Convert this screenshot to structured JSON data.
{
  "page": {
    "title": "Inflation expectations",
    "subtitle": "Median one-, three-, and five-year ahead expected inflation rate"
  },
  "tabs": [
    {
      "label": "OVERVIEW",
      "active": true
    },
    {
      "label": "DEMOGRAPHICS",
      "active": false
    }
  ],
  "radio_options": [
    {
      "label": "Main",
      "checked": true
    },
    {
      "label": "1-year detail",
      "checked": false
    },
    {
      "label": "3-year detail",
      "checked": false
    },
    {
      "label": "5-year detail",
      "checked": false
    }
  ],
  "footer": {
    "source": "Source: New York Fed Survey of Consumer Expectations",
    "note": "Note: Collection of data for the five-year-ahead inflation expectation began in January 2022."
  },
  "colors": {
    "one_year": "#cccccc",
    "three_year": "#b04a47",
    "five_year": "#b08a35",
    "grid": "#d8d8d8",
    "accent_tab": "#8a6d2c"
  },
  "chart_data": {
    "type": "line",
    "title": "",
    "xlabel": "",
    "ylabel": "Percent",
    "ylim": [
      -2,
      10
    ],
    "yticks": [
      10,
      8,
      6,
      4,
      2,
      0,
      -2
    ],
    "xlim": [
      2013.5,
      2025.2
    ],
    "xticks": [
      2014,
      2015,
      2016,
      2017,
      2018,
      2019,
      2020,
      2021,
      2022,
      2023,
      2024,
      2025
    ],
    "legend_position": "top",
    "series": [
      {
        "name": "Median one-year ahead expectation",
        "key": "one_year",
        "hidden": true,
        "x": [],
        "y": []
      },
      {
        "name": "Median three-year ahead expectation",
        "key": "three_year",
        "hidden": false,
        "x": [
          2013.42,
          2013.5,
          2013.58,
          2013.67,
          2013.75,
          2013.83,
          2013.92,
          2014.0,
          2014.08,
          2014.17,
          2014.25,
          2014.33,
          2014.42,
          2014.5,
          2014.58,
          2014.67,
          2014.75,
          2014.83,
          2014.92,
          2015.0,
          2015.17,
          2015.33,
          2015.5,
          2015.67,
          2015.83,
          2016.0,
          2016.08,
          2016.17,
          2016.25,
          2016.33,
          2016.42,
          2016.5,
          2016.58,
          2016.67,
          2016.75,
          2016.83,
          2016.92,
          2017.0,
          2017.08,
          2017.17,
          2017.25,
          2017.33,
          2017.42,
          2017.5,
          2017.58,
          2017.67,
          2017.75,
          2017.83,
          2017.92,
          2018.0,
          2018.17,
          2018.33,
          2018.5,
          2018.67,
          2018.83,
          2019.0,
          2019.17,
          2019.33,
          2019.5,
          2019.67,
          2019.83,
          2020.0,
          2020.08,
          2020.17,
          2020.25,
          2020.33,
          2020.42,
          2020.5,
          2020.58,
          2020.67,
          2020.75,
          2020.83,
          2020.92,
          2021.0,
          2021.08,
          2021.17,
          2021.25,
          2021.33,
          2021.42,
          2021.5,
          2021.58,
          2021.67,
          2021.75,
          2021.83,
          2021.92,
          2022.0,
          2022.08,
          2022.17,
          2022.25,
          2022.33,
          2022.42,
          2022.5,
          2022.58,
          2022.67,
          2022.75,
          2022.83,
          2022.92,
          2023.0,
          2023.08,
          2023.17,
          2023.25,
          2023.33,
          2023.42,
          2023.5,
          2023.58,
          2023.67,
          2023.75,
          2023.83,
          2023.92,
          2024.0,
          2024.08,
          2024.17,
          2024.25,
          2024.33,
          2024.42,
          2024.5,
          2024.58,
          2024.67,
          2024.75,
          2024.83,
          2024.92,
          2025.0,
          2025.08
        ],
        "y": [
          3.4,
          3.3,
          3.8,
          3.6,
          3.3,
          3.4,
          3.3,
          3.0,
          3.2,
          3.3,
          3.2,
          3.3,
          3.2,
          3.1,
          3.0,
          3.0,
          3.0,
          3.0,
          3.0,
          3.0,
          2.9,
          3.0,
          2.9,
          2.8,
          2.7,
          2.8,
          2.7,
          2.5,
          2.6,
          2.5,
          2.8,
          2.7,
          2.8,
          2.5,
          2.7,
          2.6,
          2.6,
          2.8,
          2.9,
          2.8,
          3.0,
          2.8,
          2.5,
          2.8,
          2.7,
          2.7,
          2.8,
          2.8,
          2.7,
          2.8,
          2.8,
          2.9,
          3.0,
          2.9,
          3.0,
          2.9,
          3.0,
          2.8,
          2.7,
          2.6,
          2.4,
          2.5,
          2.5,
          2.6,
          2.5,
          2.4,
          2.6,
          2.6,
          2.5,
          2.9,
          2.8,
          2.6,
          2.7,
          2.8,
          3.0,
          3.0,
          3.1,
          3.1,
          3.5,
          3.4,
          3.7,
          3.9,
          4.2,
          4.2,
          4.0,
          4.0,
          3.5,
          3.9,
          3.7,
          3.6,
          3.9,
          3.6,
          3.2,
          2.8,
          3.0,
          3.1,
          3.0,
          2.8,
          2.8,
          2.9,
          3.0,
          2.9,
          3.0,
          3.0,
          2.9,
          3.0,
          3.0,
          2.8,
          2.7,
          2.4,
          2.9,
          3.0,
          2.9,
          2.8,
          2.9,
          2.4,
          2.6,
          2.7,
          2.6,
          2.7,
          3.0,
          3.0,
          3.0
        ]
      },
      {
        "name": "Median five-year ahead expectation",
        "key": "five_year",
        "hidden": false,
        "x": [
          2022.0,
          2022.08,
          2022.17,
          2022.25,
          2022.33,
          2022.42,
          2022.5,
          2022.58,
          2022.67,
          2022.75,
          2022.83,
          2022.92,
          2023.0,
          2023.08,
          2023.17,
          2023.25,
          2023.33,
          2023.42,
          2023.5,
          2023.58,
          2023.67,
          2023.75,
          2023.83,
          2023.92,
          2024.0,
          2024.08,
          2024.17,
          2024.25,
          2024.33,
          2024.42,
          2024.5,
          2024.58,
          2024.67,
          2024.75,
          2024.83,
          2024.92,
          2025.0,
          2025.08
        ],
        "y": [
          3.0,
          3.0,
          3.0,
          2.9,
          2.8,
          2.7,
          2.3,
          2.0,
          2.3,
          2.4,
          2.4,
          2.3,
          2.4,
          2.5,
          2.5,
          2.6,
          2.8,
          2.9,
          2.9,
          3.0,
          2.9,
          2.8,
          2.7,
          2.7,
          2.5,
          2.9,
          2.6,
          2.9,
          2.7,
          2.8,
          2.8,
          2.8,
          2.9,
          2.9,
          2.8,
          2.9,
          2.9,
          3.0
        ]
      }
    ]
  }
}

···

Given task. Write out the full listing exactly as given.

Response.
Convert this screenshot to structured JSON data.
{
  "page": {
    "title": "Inflation expectations",
    "subtitle": "Median one-, three-, and five-year ahead expected inflation rate"
  },
  "tabs": [
    {
      "label": "OVERVIEW",
      "active": true
    },
    {
      "label": "DEMOGRAPHICS",
      "active": false
    }
  ],
  "radio_options": [
    {
      "label": "Main",
      "checked": true
    },
    {
      "label": "1-year detail",
      "checked": false
    },
    {
      "label": "3-year detail",
      "checked": false
    },
    {
      "label": "5-year detail",
      "checked": false
    }
  ],
  "footer": {
    "source": "Source: New York Fed Survey of Consumer Expectations",
    "note": "Note: Collection of data for the five-year-ahead inflation expectation began in January 2022."
  },
  "colors": {
    "one_year": "#cccccc",
    "three_year": "#b04a47",
    "five_year": "#b08a35",
    "grid": "#d8d8d8",
    "accent_tab": "#8a6d2c"
  },
  "chart_data": {
    "type": "line",
    "title": "",
    "xlabel": "",
    "ylabel": "Percent",
    "ylim": [
      -2,
      10
    ],
    "yticks": [
      10,
      8,
      6,
      4,
      2,
      0,
      -2
    ],
    "xlim": [
      2013.5,
      2025.2
    ],
    "xticks": [
      2014,
      2015,
      2016,
      2017,
      2018,
      2019,
      2020,
      2021,
      2022,
      2023,
      2024,
      2025
    ],
    "legend_position": "top",
    "series": [
      {
        "name": "Median one-year ahead expectation",
        "key": "one_year",
        "hidden": true,
        "x": [],
        "y": []
      },
      {
        "name": "Median three-year ahead expectation",
        "key": "three_year",
        "hidden": false,
        "x": [
          2013.42,
          2013.5,
          2013.58,
          2013.67,
          2013.75,
          2013.83,
          2013.92,
          2014.0,
          2014.08,
          2014.17,
          2014.25,
          2014.33,
          2014.42,
          2014.5,
          2014.58,
          2014.67,
          2014.75,
          2014.83,
          2014.92,
          2015.0,
          2015.17,
          2015.33,
          2015.5,
          2015.67,
          2015.83,
          2016.0,
          2016.08,
          2016.17,
          2016.25,
          2016.33,
          2016.42,
          2016.5,
          2016.58,
          2016.67,
          2016.75,
          2016.83,
          2016.92,
          2017.0,
          2017.08,
          2017.17,
          2017.25,
          2017.33,
          2017.42,
          2017.5,
          2017.58,
          2017.67,
          2017.75,
          2017.83,
          2017.92,
          2018.0,
          2018.17,
          2018.33,
          2018.5,
          2018.67,
          2018.83,
          2019.0,
          2019.17,
          2019.33,
          2019.5,
          2019.67,
          2019.83,
          2020.0,
          2020.08,
          2020.17,
          2020.25,
          2020.33,
          2020.42,
          2020.5,
          2020.58,
          2020.67,
          2020.75,
          2020.83,
          2020.92,
          2021.0,
          2021.08,
          2021.17,
          2021.25,
          2021.33,
          2021.42,
          2021.5,
          2021.58,
          2021.67,
          2021.75,
          2021.83,
          2021.92,
          2022.0,
          2022.08,
          2022.17,
          2022.25,
          2022.33,
          2022.42,
          2022.5,
          2022.58,
          2022.67,
          2022.75,
          2022.83,
          2022.92,
          2023.0,
          2023.08,
          2023.17,
          2023.25,
          2023.33,
          2023.42,
          2023.5,
          2023.58,
          2023.67,
          2023.75,
          2023.83,
          2023.92,
          2024.0,
          2024.08,
          2024.17,
          2024.25,
          2024.33,
          2024.42,
          2024.5,
          2024.58,
          2024.67,
          2024.75,
          2024.83,
          2024.92,
          2025.0,
          2025.08
        ],
        "y": [
          3.4,
          3.3,
          3.8,
          3.6,
          3.3,
          3.4,
          3.3,
          3.0,
          3.2,
          3.3,
          3.2,
          3.3,
          3.2,
          3.1,
          3.0,
          3.0,
          3.0,
          3.0,
          3.0,
          3.0,
          2.9,
          3.0,
          2.9,
          2.8,
          2.7,
          2.8,
          2.7,
          2.5,
          2.6,
          2.5,
          2.8,
          2.7,
          2.8,
          2.5,
          2.7,
          2.6,
          2.6,
          2.8,
          2.9,
          2.8,
          3.0,
          2.8,
          2.5,
          2.8,
          2.7,
          2.7,
          2.8,
          2.8,
          2.7,
          2.8,
          2.8,
          2.9,
          3.0,
          2.9,
          3.0,
          2.9,
          3.0,
          2.8,
          2.7,
          2.6,
          2.4,
          2.5,
          2.5,
          2.6,
          2.5,
          2.4,
          2.6,
          2.6,
          2.5,
          2.9,
          2.8,
          2.6,
          2.7,
          2.8,
          3.0,
          3.0,
          3.1,
          3.1,
          3.5,
          3.4,
          3.7,
          3.9,
          4.2,
          4.2,
          4.0,
          4.0,
          3.5,
          3.9,
          3.7,
          3.6,
          3.9,
          3.6,
          3.2,
          2.8,
          3.0,
          3.1,
          3.0,
          2.8,
          2.8,
          2.9,
          3.0,
          2.9,
          3.0,
          3.0,
          2.9,
          3.0,
          3.0,
          2.8,
          2.7,
          2.4,
          2.9,
          3.0,
          2.9,
          2.8,
          2.9,
          2.4,
          2.6,
          2.7,
          2.6,
          2.7,
          3.0,
          3.0,
          3.0
        ]
      },
      {
        "name": "Median five-year ahead expectation",
        "key": "five_year",
        "hidden": false,
        "x": [
          2022.0,
          2022.08,
          2022.17,
          2022.25,
          2022.33,
          2022.42,
          2022.5,
          2022.58,
          2022.67,
          2022.75,
          2022.83,
          2022.92,
          2023.0,
          2023.08,
          2023.17,
          2023.25,
          2023.33,
          2023.42,
          2023.5,
          2023.58,
          2023.67,
          2023.75,
          2023.83,
          2023.92,
          2024.0,
          2024.08,
          2024.17,
          2024.25,
          2024.33,
          2024.42,
          2024.5,
          2024.58,
          2024.67,
          2024.75,
          2024.83,
          2024.92,
          2025.0,
          2025.08
        ],
        "y": [
          3.0,
          3.0,
          3.0,
          2.9,
          2.8,
          2.7,
          2.3,
          2.0,
          2.3,
          2.4,
          2.4,
          2.3,
          2.4,
          2.5,
          2.5,
          2.6,
          2.8,
          2.9,
          2.9,
          3.0,
          2.9,
          2.8,
          2.7,
          2.7,
          2.5,
          2.9,
          2.6,
          2.9,
          2.7,
          2.8,
          2.8,
          2.8,
          2.9,
          2.9,
          2.8,
          2.9,
          2.9,
          3.0
        ]
      }
    ]
  }
}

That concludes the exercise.